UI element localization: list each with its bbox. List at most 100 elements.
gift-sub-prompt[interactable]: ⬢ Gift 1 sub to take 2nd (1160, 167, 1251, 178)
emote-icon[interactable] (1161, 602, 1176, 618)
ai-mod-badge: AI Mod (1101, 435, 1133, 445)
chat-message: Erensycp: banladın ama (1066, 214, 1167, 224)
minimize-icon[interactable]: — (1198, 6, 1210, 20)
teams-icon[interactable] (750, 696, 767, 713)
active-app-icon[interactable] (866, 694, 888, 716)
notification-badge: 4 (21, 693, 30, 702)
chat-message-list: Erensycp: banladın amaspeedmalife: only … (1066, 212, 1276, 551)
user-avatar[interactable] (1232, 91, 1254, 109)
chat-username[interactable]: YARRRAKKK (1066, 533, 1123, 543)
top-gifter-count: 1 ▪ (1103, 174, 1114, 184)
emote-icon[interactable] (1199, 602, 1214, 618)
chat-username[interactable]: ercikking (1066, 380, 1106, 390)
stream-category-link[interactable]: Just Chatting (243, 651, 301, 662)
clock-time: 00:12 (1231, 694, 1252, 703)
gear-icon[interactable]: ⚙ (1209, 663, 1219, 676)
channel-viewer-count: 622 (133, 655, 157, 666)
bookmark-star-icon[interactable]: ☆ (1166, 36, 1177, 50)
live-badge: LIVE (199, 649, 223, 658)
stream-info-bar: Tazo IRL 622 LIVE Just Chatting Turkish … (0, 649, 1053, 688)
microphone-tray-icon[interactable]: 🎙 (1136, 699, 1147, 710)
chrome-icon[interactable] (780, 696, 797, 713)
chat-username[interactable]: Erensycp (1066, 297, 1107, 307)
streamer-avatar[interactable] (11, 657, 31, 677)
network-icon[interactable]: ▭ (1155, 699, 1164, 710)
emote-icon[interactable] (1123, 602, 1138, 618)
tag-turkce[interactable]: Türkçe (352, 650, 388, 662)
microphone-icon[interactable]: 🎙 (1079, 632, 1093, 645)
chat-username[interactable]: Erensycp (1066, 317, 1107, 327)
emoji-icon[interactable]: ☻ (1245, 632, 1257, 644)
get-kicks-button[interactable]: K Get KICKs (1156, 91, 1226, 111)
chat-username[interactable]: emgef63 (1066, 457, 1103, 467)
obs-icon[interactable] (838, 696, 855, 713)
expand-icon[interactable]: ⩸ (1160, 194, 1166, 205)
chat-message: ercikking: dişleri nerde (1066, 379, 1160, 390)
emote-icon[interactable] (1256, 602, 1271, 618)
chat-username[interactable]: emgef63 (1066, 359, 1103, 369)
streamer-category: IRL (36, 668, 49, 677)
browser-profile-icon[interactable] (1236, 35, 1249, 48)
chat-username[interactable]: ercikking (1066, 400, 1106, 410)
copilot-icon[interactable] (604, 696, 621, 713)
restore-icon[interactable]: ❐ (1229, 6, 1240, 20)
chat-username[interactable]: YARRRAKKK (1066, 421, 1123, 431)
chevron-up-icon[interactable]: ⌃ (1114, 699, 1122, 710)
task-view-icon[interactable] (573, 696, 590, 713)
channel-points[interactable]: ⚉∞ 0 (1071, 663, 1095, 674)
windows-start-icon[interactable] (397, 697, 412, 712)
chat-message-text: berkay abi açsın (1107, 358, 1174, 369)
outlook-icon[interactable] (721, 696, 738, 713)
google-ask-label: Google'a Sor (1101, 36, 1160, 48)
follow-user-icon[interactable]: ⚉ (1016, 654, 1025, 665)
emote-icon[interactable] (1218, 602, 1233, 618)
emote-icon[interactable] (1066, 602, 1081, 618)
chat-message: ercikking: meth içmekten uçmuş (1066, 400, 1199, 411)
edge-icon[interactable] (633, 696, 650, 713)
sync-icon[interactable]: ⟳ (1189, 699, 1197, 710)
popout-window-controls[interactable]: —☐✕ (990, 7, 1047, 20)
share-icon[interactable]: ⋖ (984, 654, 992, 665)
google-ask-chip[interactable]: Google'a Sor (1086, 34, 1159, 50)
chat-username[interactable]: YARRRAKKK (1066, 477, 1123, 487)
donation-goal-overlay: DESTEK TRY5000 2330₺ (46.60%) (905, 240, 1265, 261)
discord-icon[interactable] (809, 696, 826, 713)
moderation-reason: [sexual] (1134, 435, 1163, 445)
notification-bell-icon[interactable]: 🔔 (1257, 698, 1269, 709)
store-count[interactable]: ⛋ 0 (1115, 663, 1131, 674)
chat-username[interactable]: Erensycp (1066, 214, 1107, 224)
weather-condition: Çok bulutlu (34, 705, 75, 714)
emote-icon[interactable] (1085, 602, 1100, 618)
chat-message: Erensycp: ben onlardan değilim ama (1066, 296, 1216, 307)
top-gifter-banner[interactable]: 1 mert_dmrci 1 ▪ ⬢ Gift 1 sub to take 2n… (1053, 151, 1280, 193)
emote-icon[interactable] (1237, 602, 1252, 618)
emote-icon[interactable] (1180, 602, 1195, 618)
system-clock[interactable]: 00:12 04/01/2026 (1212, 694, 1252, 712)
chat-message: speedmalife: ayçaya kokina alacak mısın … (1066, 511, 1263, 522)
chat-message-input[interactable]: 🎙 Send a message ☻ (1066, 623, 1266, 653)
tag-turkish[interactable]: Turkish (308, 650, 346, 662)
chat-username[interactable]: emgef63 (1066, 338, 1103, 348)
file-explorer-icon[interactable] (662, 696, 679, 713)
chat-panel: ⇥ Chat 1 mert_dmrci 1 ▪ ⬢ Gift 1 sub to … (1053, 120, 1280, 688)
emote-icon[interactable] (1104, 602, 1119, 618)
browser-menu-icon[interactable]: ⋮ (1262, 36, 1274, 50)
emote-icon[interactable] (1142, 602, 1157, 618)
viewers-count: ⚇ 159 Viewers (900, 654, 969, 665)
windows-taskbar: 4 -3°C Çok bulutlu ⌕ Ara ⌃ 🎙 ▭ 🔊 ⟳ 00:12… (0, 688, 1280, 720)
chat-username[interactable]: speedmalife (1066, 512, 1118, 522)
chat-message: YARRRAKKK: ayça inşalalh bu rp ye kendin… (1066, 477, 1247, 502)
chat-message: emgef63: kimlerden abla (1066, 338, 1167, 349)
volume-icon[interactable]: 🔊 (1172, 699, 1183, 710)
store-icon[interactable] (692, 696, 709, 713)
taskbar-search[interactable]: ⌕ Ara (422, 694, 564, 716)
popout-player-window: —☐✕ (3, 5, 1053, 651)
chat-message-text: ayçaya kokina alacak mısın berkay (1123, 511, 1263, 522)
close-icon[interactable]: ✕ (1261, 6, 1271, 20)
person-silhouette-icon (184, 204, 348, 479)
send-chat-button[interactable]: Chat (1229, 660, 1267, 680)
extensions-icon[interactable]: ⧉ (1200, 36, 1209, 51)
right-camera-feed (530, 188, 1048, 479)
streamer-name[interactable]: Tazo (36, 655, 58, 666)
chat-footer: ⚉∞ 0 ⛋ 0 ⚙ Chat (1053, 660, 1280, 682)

..............................

**Problem:** Turn each line of the records above into an item of a numbered list, omitting any blank lines.

**Final answer:**
1. UI element localization: list each with its bbox. List at most 100 elements.
2. gift-sub-prompt[interactable]: ⬢ Gift 1 sub to take 2nd (1160, 167, 1251, 178)
3. emote-icon[interactable] (1161, 602, 1176, 618)
4. ai-mod-badge: AI Mod (1101, 435, 1133, 445)
5. chat-message: Erensycp: banladın ama (1066, 214, 1167, 224)
6. minimize-icon[interactable]: — (1198, 6, 1210, 20)
7. teams-icon[interactable] (750, 696, 767, 713)
8. active-app-icon[interactable] (866, 694, 888, 716)
9. notification-badge: 4 (21, 693, 30, 702)
10. chat-message-list: Erensycp: banladın amaspeedmalife: only … (1066, 212, 1276, 551)
11. user-avatar[interactable] (1232, 91, 1254, 109)
12. chat-username[interactable]: YARRRAKKK (1066, 533, 1123, 543)
13. top-gifter-count: 1 ▪ (1103, 174, 1114, 184)
14. emote-icon[interactable] (1199, 602, 1214, 618)
15. chat-username[interactable]: ercikking (1066, 380, 1106, 390)
16. stream-category-link[interactable]: Just Chatting (243, 651, 301, 662)
17. clock-time: 00:12 (1231, 694, 1252, 703)
18. gear-icon[interactable]: ⚙ (1209, 663, 1219, 676)
19. channel-viewer-count: 622 (133, 655, 157, 666)
20. bookmark-star-icon[interactable]: ☆ (1166, 36, 1177, 50)
21. live-badge: LIVE (199, 649, 223, 658)
22. stream-info-bar: Tazo IRL 622 LIVE Just Chatting Turkish … (0, 649, 1053, 688)
23. microphone-tray-icon[interactable]: 🎙 (1136, 699, 1147, 710)
24. chrome-icon[interactable] (780, 696, 797, 713)
25. chat-username[interactable]: Erensycp (1066, 297, 1107, 307)
26. streamer-avatar[interactable] (11, 657, 31, 677)
27. network-icon[interactable]: ▭ (1155, 699, 1164, 710)
28. emote-icon[interactable] (1123, 602, 1138, 618)
29. tag-turkce[interactable]: Türkçe (352, 650, 388, 662)
30. microphone-icon[interactable]: 🎙 (1079, 632, 1093, 645)
31. chat-username[interactable]: Erensycp (1066, 317, 1107, 327)
32. emoji-icon[interactable]: ☻ (1245, 632, 1257, 644)
33. get-kicks-button[interactable]: K Get KICKs (1156, 91, 1226, 111)
34. chat-username[interactable]: emgef63 (1066, 457, 1103, 467)
35. obs-icon[interactable] (838, 696, 855, 713)
36. expand-icon[interactable]: ⩸ (1160, 194, 1166, 205)
37. chat-message: ercikking: dişleri nerde (1066, 379, 1160, 390)
38. emote-icon[interactable] (1256, 602, 1271, 618)
39. chat-username[interactable]: emgef63 (1066, 359, 1103, 369)
40. streamer-category: IRL (36, 668, 49, 677)
41. browser-profile-icon[interactable] (1236, 35, 1249, 48)
42. chat-username[interactable]: ercikking (1066, 400, 1106, 410)
43. copilot-icon[interactable] (604, 696, 621, 713)
44. restore-icon[interactable]: ❐ (1229, 6, 1240, 20)
45. chat-username[interactable]: YARRRAKKK (1066, 421, 1123, 431)
46. chevron-up-icon[interactable]: ⌃ (1114, 699, 1122, 710)
47. task-view-icon[interactable] (573, 696, 590, 713)
48. channel-points[interactable]: ⚉∞ 0 (1071, 663, 1095, 674)
49. windows-start-icon[interactable] (397, 697, 412, 712)
50. chat-message-text: berkay abi açsın (1107, 358, 1174, 369)
51. outlook-icon[interactable] (721, 696, 738, 713)
52. google-ask-label: Google'a Sor (1101, 36, 1160, 48)
53. follow-user-icon[interactable]: ⚉ (1016, 654, 1025, 665)
54. emote-icon[interactable] (1218, 602, 1233, 618)
55. emote-icon[interactable] (1066, 602, 1081, 618)
56. chat-message: ercikking: meth içmekten uçmuş (1066, 400, 1199, 411)
57. edge-icon[interactable] (633, 696, 650, 713)
58. sync-icon[interactable]: ⟳ (1189, 699, 1197, 710)
59. popout-window-controls[interactable]: —☐✕ (990, 7, 1047, 20)
60. share-icon[interactable]: ⋖ (984, 654, 992, 665)
61. google-ask-chip[interactable]: Google'a Sor (1086, 34, 1159, 50)
62. chat-username[interactable]: YARRRAKKK (1066, 477, 1123, 487)
63. donation-goal-overlay: DESTEK TRY5000 2330₺ (46.60%) (905, 240, 1265, 261)
64. discord-icon[interactable] (809, 696, 826, 713)
65. moderation-reason: [sexual] (1134, 435, 1163, 445)
66. notification-bell-icon[interactable]: 🔔 (1257, 698, 1269, 709)
67. store-count[interactable]: ⛋ 0 (1115, 663, 1131, 674)
68. chat-username[interactable]: Erensycp (1066, 214, 1107, 224)
69. weather-condition: Çok bulutlu (34, 705, 75, 714)
70. emote-icon[interactable] (1085, 602, 1100, 618)
71. chat-message: Erensycp: ben onlardan değilim ama (1066, 296, 1216, 307)
72. top-gifter-banner[interactable]: 1 mert_dmrci 1 ▪ ⬢ Gift 1 sub to take 2n… (1053, 151, 1280, 193)
73. emote-icon[interactable] (1237, 602, 1252, 618)
74. emote-icon[interactable] (1180, 602, 1195, 618)
75. system-clock[interactable]: 00:12 04/01/2026 (1212, 694, 1252, 712)
76. chat-message: speedmalife: ayçaya kokina alacak mısın … (1066, 511, 1263, 522)
77. chat-message-input[interactable]: 🎙 Send a message ☻ (1066, 623, 1266, 653)
78. tag-turkish[interactable]: Turkish (308, 650, 346, 662)
79. chat-username[interactable]: emgef63 (1066, 338, 1103, 348)
80. file-explorer-icon[interactable] (662, 696, 679, 713)
81. chat-panel: ⇥ Chat 1 mert_dmrci 1 ▪ ⬢ Gift 1 sub to … (1053, 120, 1280, 688)
82. emote-icon[interactable] (1104, 602, 1119, 618)
83. browser-menu-icon[interactable]: ⋮ (1262, 36, 1274, 50)
84. emote-icon[interactable] (1142, 602, 1157, 618)
85. viewers-count: ⚇ 159 Viewers (900, 654, 969, 665)
86. windows-taskbar: 4 -3°C Çok bulutlu ⌕ Ara ⌃ 🎙 ▭ 🔊 ⟳ 00:12… (0, 688, 1280, 720)
87. chat-username[interactable]: speedmalife (1066, 512, 1118, 522)
88. chat-message: YARRRAKKK: ayça inşalalh bu rp ye kendin… (1066, 477, 1247, 502)
89. chat-message: emgef63: kimlerden abla (1066, 338, 1167, 349)
90. volume-icon[interactable]: 🔊 (1172, 699, 1183, 710)
91. store-icon[interactable] (692, 696, 709, 713)
92. taskbar-search[interactable]: ⌕ Ara (422, 694, 564, 716)
93. popout-player-window: —☐✕ (3, 5, 1053, 651)
94. chat-message-text: ayçaya kokina alacak mısın berkay (1123, 511, 1263, 522)
95. close-icon[interactable]: ✕ (1261, 6, 1271, 20)
96. person-silhouette-icon (184, 204, 348, 479)
97. send-chat-button[interactable]: Chat (1229, 660, 1267, 680)
98. extensions-icon[interactable]: ⧉ (1200, 36, 1209, 51)
99. right-camera-feed (530, 188, 1048, 479)
100. streamer-name[interactable]: Tazo (36, 655, 58, 666)
101. chat-footer: ⚉∞ 0 ⛋ 0 ⚙ Chat (1053, 660, 1280, 682)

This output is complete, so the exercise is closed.